Stored data ->

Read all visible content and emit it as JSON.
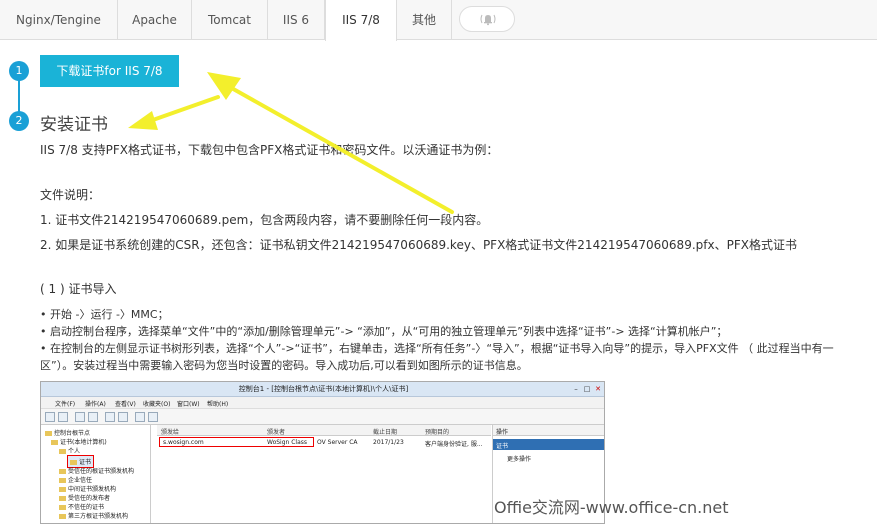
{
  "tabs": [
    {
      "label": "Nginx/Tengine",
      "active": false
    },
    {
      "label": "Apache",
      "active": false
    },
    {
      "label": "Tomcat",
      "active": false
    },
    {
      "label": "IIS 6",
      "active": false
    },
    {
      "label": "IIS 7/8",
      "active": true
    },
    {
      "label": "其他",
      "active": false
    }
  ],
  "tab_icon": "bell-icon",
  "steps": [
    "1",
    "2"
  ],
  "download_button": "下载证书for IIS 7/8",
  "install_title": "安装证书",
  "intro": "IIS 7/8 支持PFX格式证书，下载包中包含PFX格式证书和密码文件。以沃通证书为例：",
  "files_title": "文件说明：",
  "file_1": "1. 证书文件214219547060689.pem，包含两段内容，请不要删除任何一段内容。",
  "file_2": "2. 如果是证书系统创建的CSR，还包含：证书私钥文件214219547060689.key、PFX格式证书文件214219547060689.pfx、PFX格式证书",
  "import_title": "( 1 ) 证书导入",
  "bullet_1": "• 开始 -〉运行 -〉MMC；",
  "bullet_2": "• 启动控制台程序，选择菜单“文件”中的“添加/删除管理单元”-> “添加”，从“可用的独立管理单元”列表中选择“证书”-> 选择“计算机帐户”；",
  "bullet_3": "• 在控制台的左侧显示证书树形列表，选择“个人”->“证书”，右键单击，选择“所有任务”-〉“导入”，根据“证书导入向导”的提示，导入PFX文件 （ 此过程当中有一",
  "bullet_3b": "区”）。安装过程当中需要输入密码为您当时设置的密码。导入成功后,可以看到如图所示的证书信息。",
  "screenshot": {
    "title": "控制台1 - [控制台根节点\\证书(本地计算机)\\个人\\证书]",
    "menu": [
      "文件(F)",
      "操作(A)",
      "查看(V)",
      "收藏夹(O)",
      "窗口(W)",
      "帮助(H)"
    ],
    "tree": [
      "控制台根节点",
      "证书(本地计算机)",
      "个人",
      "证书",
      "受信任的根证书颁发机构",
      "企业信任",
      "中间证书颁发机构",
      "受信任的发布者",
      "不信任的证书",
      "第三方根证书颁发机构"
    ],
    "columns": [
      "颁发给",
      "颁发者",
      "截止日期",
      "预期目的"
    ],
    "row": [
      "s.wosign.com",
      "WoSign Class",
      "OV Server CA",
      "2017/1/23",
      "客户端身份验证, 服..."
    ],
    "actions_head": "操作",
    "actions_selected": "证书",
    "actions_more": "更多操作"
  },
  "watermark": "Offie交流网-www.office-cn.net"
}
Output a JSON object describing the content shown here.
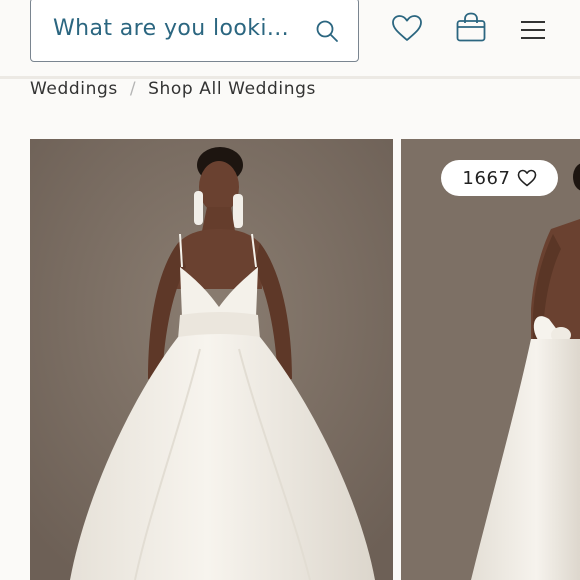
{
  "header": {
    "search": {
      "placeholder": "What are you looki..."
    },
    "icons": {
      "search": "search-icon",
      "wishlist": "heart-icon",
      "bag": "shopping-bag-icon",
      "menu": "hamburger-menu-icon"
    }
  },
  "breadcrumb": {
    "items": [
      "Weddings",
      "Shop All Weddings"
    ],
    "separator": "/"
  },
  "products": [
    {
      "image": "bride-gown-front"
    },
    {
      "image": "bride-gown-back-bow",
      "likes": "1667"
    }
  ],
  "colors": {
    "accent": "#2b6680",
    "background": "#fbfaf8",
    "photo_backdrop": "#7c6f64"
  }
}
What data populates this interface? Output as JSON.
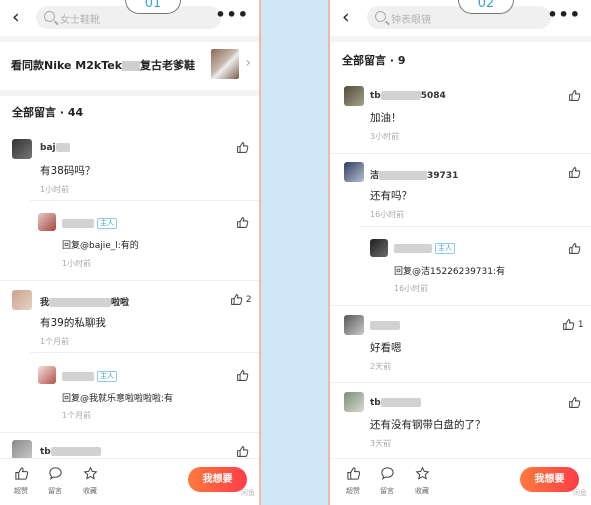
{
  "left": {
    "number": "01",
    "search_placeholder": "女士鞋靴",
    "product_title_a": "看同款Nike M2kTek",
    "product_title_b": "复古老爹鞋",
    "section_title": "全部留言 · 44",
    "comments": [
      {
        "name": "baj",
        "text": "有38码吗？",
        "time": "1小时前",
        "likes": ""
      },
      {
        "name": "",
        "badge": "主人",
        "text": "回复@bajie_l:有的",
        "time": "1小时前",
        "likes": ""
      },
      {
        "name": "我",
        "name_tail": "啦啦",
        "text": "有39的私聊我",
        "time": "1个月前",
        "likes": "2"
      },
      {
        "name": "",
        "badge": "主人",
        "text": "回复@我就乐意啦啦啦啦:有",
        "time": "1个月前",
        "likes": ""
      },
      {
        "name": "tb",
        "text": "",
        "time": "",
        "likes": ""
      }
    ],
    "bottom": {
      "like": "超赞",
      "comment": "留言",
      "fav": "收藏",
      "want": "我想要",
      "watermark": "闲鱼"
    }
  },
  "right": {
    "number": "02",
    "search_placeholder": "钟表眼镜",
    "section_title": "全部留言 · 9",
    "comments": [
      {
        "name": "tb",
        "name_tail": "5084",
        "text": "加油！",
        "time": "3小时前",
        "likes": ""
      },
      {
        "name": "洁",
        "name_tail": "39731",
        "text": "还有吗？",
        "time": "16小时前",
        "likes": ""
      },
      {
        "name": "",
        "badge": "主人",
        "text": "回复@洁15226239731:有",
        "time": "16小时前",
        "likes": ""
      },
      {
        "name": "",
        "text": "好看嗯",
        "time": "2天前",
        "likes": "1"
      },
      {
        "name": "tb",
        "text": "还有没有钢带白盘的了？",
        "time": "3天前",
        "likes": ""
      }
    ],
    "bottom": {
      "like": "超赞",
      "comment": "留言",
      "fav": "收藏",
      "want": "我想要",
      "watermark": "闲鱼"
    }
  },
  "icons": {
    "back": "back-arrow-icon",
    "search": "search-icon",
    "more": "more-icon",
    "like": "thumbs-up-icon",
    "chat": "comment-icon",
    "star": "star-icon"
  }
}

SET EXERCISE ->
Leave out the pictures and restate everything else word for word.

EXPECTED ANSWER ->
Read all visible content and emit it as JSON.
{
  "tabs": [
    {
      "label": "Nginx/Tengine",
      "active": false
    },
    {
      "label": "Apache",
      "active": false
    },
    {
      "label": "Tomcat",
      "active": false
    },
    {
      "label": "IIS 6",
      "active": false
    },
    {
      "label": "IIS 7/8",
      "active": true
    },
    {
      "label": "其他",
      "active": false
    }
  ],
  "tab_icon": "bell-icon",
  "steps": [
    "1",
    "2"
  ],
  "download_button": "下载证书for IIS 7/8",
  "install_title": "安装证书",
  "intro": "IIS 7/8 支持PFX格式证书，下载包中包含PFX格式证书和密码文件。以沃通证书为例：",
  "files_title": "文件说明：",
  "file_1": "1. 证书文件214219547060689.pem，包含两段内容，请不要删除任何一段内容。",
  "file_2": "2. 如果是证书系统创建的CSR，还包含：证书私钥文件214219547060689.key、PFX格式证书文件214219547060689.pfx、PFX格式证书",
  "import_title": "( 1 ) 证书导入",
  "bullet_1": "• 开始 -〉运行 -〉MMC；",
  "bullet_2": "• 启动控制台程序，选择菜单“文件”中的“添加/删除管理单元”-> “添加”，从“可用的独立管理单元”列表中选择“证书”-> 选择“计算机帐户”；",
  "bullet_3": "• 在控制台的左侧显示证书树形列表，选择“个人”->“证书”，右键单击，选择“所有任务”-〉“导入”，根据“证书导入向导”的提示，导入PFX文件 （ 此过程当中有一",
  "bullet_3b": "区”）。安装过程当中需要输入密码为您当时设置的密码。导入成功后,可以看到如图所示的证书信息。",
  "screenshot": {
    "title": "控制台1 - [控制台根节点\\证书(本地计算机)\\个人\\证书]",
    "menu": [
      "文件(F)",
      "操作(A)",
      "查看(V)",
      "收藏夹(O)",
      "窗口(W)",
      "帮助(H)"
    ],
    "tree": [
      "控制台根节点",
      "证书(本地计算机)",
      "个人",
      "证书",
      "受信任的根证书颁发机构",
      "企业信任",
      "中间证书颁发机构",
      "受信任的发布者",
      "不信任的证书",
      "第三方根证书颁发机构"
    ],
    "columns": [
      "颁发给",
      "颁发者",
      "截止日期",
      "预期目的"
    ],
    "row": [
      "s.wosign.com",
      "WoSign Class",
      "OV Server CA",
      "2017/1/23",
      "客户端身份验证, 服..."
    ],
    "actions_head": "操作",
    "actions_selected": "证书",
    "actions_more": "更多操作"
  },
  "watermark": "Offie交流网-www.office-cn.net"
}
Output a JSON object describing the content shown here.
{
  "header": {
    "search": {
      "placeholder": "What are you looki..."
    },
    "icons": {
      "search": "search-icon",
      "wishlist": "heart-icon",
      "bag": "shopping-bag-icon",
      "menu": "hamburger-menu-icon"
    }
  },
  "breadcrumb": {
    "items": [
      "Weddings",
      "Shop All Weddings"
    ],
    "separator": "/"
  },
  "products": [
    {
      "image": "bride-gown-front"
    },
    {
      "image": "bride-gown-back-bow",
      "likes": "1667"
    }
  ],
  "colors": {
    "accent": "#2b6680",
    "background": "#fbfaf8",
    "photo_backdrop": "#7c6f64"
  }
}
What data populates this interface? Output as JSON.
{
  "left": {
    "number": "01",
    "search_placeholder": "女士鞋靴",
    "product_title_a": "看同款Nike M2kTek",
    "product_title_b": "复古老爹鞋",
    "section_title": "全部留言 · 44",
    "comments": [
      {
        "name": "baj",
        "text": "有38码吗？",
        "time": "1小时前",
        "likes": ""
      },
      {
        "name": "",
        "badge": "主人",
        "text": "回复@bajie_l:有的",
        "time": "1小时前",
        "likes": ""
      },
      {
        "name": "我",
        "name_tail": "啦啦",
        "text": "有39的私聊我",
        "time": "1个月前",
        "likes": "2"
      },
      {
        "name": "",
        "badge": "主人",
        "text": "回复@我就乐意啦啦啦啦:有",
        "time": "1个月前",
        "likes": ""
      },
      {
        "name": "tb",
        "text": "",
        "time": "",
        "likes": ""
      }
    ],
    "bottom": {
      "like": "超赞",
      "comment": "留言",
      "fav": "收藏",
      "want": "我想要",
      "watermark": "闲鱼"
    }
  },
  "right": {
    "number": "02",
    "search_placeholder": "钟表眼镜",
    "section_title": "全部留言 · 9",
    "comments": [
      {
        "name": "tb",
        "name_tail": "5084",
        "text": "加油！",
        "time": "3小时前",
        "likes": ""
      },
      {
        "name": "洁",
        "name_tail": "39731",
        "text": "还有吗？",
        "time": "16小时前",
        "likes": ""
      },
      {
        "name": "",
        "badge": "主人",
        "text": "回复@洁15226239731:有",
        "time": "16小时前",
        "likes": ""
      },
      {
        "name": "",
        "text": "好看嗯",
        "time": "2天前",
        "likes": "1"
      },
      {
        "name": "tb",
        "text": "还有没有钢带白盘的了？",
        "time": "3天前",
        "likes": ""
      }
    ],
    "bottom": {
      "like": "超赞",
      "comment": "留言",
      "fav": "收藏",
      "want": "我想要",
      "watermark": "闲鱼"
    }
  },
  "icons": {
    "back": "back-arrow-icon",
    "search": "search-icon",
    "more": "more-icon",
    "like": "thumbs-up-icon",
    "chat": "comment-icon",
    "star": "star-icon"
  }
}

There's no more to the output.